PROBLEM TO SOLVE:
Copy every entry word for word. Skip the pictures.

EXTRACTED DATA:
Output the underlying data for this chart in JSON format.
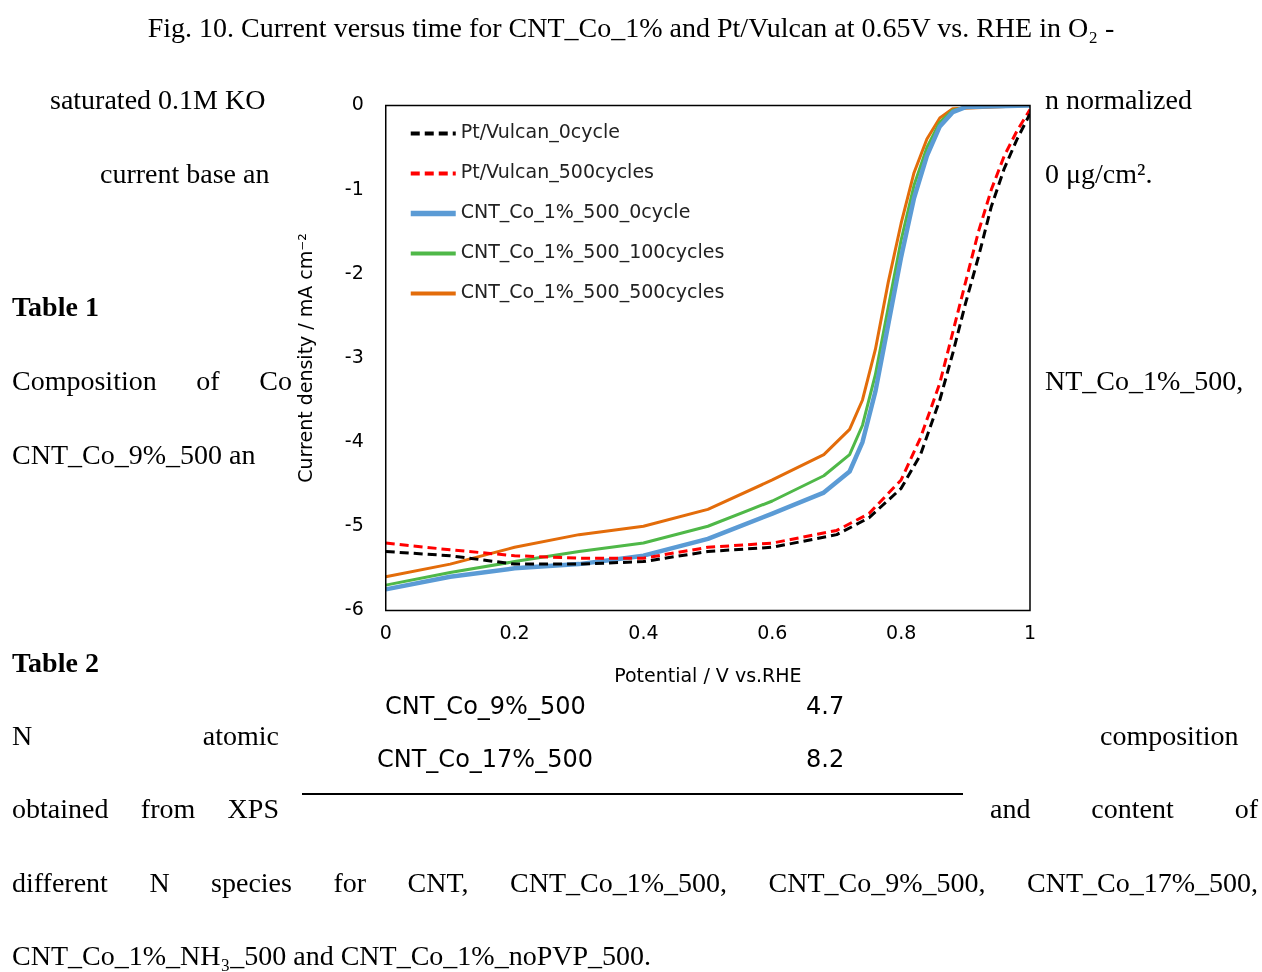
{
  "chart_data": {
    "type": "line",
    "title": "Fig. 10. Current versus time for CNT_Co_1% and Pt/Vulcan at 0.65V vs. RHE in O₂ -",
    "xlabel": "Potential / V vs.RHE",
    "ylabel": "Current density / mA cm⁻²",
    "xlim": [
      0,
      1
    ],
    "xticks": [
      0,
      0.2,
      0.4,
      0.6,
      0.8,
      1
    ],
    "ylim": [
      -6,
      0
    ],
    "yticks": [
      -6,
      -5,
      -4,
      -3,
      -2,
      -1,
      0
    ],
    "grid": false,
    "legend": "top left",
    "marker": "none",
    "series": [
      {
        "name": "Pt/Vulcan_0cycle",
        "color": "#000000",
        "line_style": "dashed",
        "x": [
          0,
          0.1,
          0.2,
          0.3,
          0.4,
          0.5,
          0.6,
          0.7,
          0.75,
          0.8,
          0.83,
          0.86,
          0.88,
          0.9,
          0.92,
          0.94,
          0.96,
          0.98,
          1
        ],
        "values": [
          -5.3,
          -5.35,
          -5.45,
          -5.45,
          -5.42,
          -5.3,
          -5.25,
          -5.1,
          -4.9,
          -4.55,
          -4.15,
          -3.5,
          -2.95,
          -2.35,
          -1.8,
          -1.2,
          -0.75,
          -0.4,
          -0.1
        ]
      },
      {
        "name": "Pt/Vulcan_500cycles",
        "color": "#ff0000",
        "line_style": "dashed",
        "x": [
          0,
          0.1,
          0.2,
          0.3,
          0.4,
          0.5,
          0.6,
          0.7,
          0.75,
          0.8,
          0.83,
          0.86,
          0.88,
          0.9,
          0.92,
          0.94,
          0.96,
          0.98,
          1
        ],
        "values": [
          -5.2,
          -5.28,
          -5.35,
          -5.38,
          -5.38,
          -5.25,
          -5.2,
          -5.05,
          -4.85,
          -4.45,
          -3.95,
          -3.3,
          -2.7,
          -2.1,
          -1.5,
          -1.0,
          -0.6,
          -0.3,
          -0.05
        ]
      },
      {
        "name": "CNT_Co_1%_500_0cycle",
        "color": "#5b9bd5",
        "line_style": "solid",
        "x": [
          0,
          0.1,
          0.2,
          0.3,
          0.4,
          0.5,
          0.6,
          0.68,
          0.72,
          0.74,
          0.76,
          0.78,
          0.8,
          0.82,
          0.84,
          0.86,
          0.88,
          0.9,
          1
        ],
        "values": [
          -5.75,
          -5.6,
          -5.5,
          -5.45,
          -5.35,
          -5.15,
          -4.85,
          -4.6,
          -4.35,
          -4.0,
          -3.4,
          -2.6,
          -1.8,
          -1.1,
          -0.6,
          -0.25,
          -0.08,
          -0.02,
          0
        ]
      },
      {
        "name": "CNT_Co_1%_500_100cycles",
        "color": "#4fb848",
        "line_style": "solid",
        "x": [
          0,
          0.1,
          0.2,
          0.3,
          0.4,
          0.5,
          0.6,
          0.68,
          0.72,
          0.74,
          0.76,
          0.78,
          0.8,
          0.82,
          0.84,
          0.86,
          0.88,
          0.9,
          1
        ],
        "values": [
          -5.7,
          -5.55,
          -5.42,
          -5.3,
          -5.2,
          -5.0,
          -4.7,
          -4.4,
          -4.15,
          -3.8,
          -3.2,
          -2.4,
          -1.6,
          -0.95,
          -0.5,
          -0.2,
          -0.06,
          -0.02,
          0
        ]
      },
      {
        "name": "CNT_Co_1%_500_500cycles",
        "color": "#e36c0a",
        "line_style": "solid",
        "x": [
          0,
          0.1,
          0.2,
          0.3,
          0.4,
          0.5,
          0.6,
          0.68,
          0.72,
          0.74,
          0.76,
          0.78,
          0.8,
          0.82,
          0.84,
          0.86,
          0.88,
          1
        ],
        "values": [
          -5.6,
          -5.45,
          -5.25,
          -5.1,
          -5.0,
          -4.8,
          -4.45,
          -4.15,
          -3.85,
          -3.5,
          -2.9,
          -2.1,
          -1.4,
          -0.8,
          -0.4,
          -0.15,
          -0.04,
          0
        ]
      }
    ],
    "annotations": [
      "saturated 0.1M KO",
      "n normalized",
      "current base an",
      "0 μg/cm².",
      "Table 1",
      "Composition of Co",
      "NT_Co_1%_500,",
      "CNT_Co_9%_500 an",
      "Table 2",
      "N atomic",
      "composition",
      "obtained from XPS",
      "and content of",
      "different N species for CNT, CNT_Co_1%_500, CNT_Co_9%_500, CNT_Co_17%_500,",
      "CNT_Co_1%_NH₃_500 and CNT_Co_1%_noPVP_500.",
      "CNT_Co_9%_500",
      "4.7",
      "CNT_Co_17%_500",
      "8.2"
    ]
  }
}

ANSWER FOR THIS EXERCISE:
Output the underlying data for this chart in JSON format.
{
  "chart_data": {
    "type": "line",
    "title": "Fig. 10. Current versus time for CNT_Co_1% and Pt/Vulcan at 0.65V vs. RHE in O₂ -",
    "xlabel": "Potential / V vs.RHE",
    "ylabel": "Current density / mA cm⁻²",
    "xlim": [
      0,
      1
    ],
    "xticks": [
      0,
      0.2,
      0.4,
      0.6,
      0.8,
      1
    ],
    "ylim": [
      -6,
      0
    ],
    "yticks": [
      -6,
      -5,
      -4,
      -3,
      -2,
      -1,
      0
    ],
    "grid": false,
    "legend": "top left",
    "marker": "none",
    "series": [
      {
        "name": "Pt/Vulcan_0cycle",
        "color": "#000000",
        "line_style": "dashed",
        "x": [
          0,
          0.1,
          0.2,
          0.3,
          0.4,
          0.5,
          0.6,
          0.7,
          0.75,
          0.8,
          0.83,
          0.86,
          0.88,
          0.9,
          0.92,
          0.94,
          0.96,
          0.98,
          1
        ],
        "values": [
          -5.3,
          -5.35,
          -5.45,
          -5.45,
          -5.42,
          -5.3,
          -5.25,
          -5.1,
          -4.9,
          -4.55,
          -4.15,
          -3.5,
          -2.95,
          -2.35,
          -1.8,
          -1.2,
          -0.75,
          -0.4,
          -0.1
        ]
      },
      {
        "name": "Pt/Vulcan_500cycles",
        "color": "#ff0000",
        "line_style": "dashed",
        "x": [
          0,
          0.1,
          0.2,
          0.3,
          0.4,
          0.5,
          0.6,
          0.7,
          0.75,
          0.8,
          0.83,
          0.86,
          0.88,
          0.9,
          0.92,
          0.94,
          0.96,
          0.98,
          1
        ],
        "values": [
          -5.2,
          -5.28,
          -5.35,
          -5.38,
          -5.38,
          -5.25,
          -5.2,
          -5.05,
          -4.85,
          -4.45,
          -3.95,
          -3.3,
          -2.7,
          -2.1,
          -1.5,
          -1.0,
          -0.6,
          -0.3,
          -0.05
        ]
      },
      {
        "name": "CNT_Co_1%_500_0cycle",
        "color": "#5b9bd5",
        "line_style": "solid",
        "x": [
          0,
          0.1,
          0.2,
          0.3,
          0.4,
          0.5,
          0.6,
          0.68,
          0.72,
          0.74,
          0.76,
          0.78,
          0.8,
          0.82,
          0.84,
          0.86,
          0.88,
          0.9,
          1
        ],
        "values": [
          -5.75,
          -5.6,
          -5.5,
          -5.45,
          -5.35,
          -5.15,
          -4.85,
          -4.6,
          -4.35,
          -4.0,
          -3.4,
          -2.6,
          -1.8,
          -1.1,
          -0.6,
          -0.25,
          -0.08,
          -0.02,
          0
        ]
      },
      {
        "name": "CNT_Co_1%_500_100cycles",
        "color": "#4fb848",
        "line_style": "solid",
        "x": [
          0,
          0.1,
          0.2,
          0.3,
          0.4,
          0.5,
          0.6,
          0.68,
          0.72,
          0.74,
          0.76,
          0.78,
          0.8,
          0.82,
          0.84,
          0.86,
          0.88,
          0.9,
          1
        ],
        "values": [
          -5.7,
          -5.55,
          -5.42,
          -5.3,
          -5.2,
          -5.0,
          -4.7,
          -4.4,
          -4.15,
          -3.8,
          -3.2,
          -2.4,
          -1.6,
          -0.95,
          -0.5,
          -0.2,
          -0.06,
          -0.02,
          0
        ]
      },
      {
        "name": "CNT_Co_1%_500_500cycles",
        "color": "#e36c0a",
        "line_style": "solid",
        "x": [
          0,
          0.1,
          0.2,
          0.3,
          0.4,
          0.5,
          0.6,
          0.68,
          0.72,
          0.74,
          0.76,
          0.78,
          0.8,
          0.82,
          0.84,
          0.86,
          0.88,
          1
        ],
        "values": [
          -5.6,
          -5.45,
          -5.25,
          -5.1,
          -5.0,
          -4.8,
          -4.45,
          -4.15,
          -3.85,
          -3.5,
          -2.9,
          -2.1,
          -1.4,
          -0.8,
          -0.4,
          -0.15,
          -0.04,
          0
        ]
      }
    ],
    "annotations": [
      "saturated 0.1M KO",
      "n normalized",
      "current base an",
      "0 μg/cm².",
      "Table 1",
      "Composition of Co",
      "NT_Co_1%_500,",
      "CNT_Co_9%_500 an",
      "Table 2",
      "N atomic",
      "composition",
      "obtained from XPS",
      "and content of",
      "different N species for CNT, CNT_Co_1%_500, CNT_Co_9%_500, CNT_Co_17%_500,",
      "CNT_Co_1%_NH₃_500 and CNT_Co_1%_noPVP_500.",
      "CNT_Co_9%_500",
      "4.7",
      "CNT_Co_17%_500",
      "8.2"
    ]
  }
}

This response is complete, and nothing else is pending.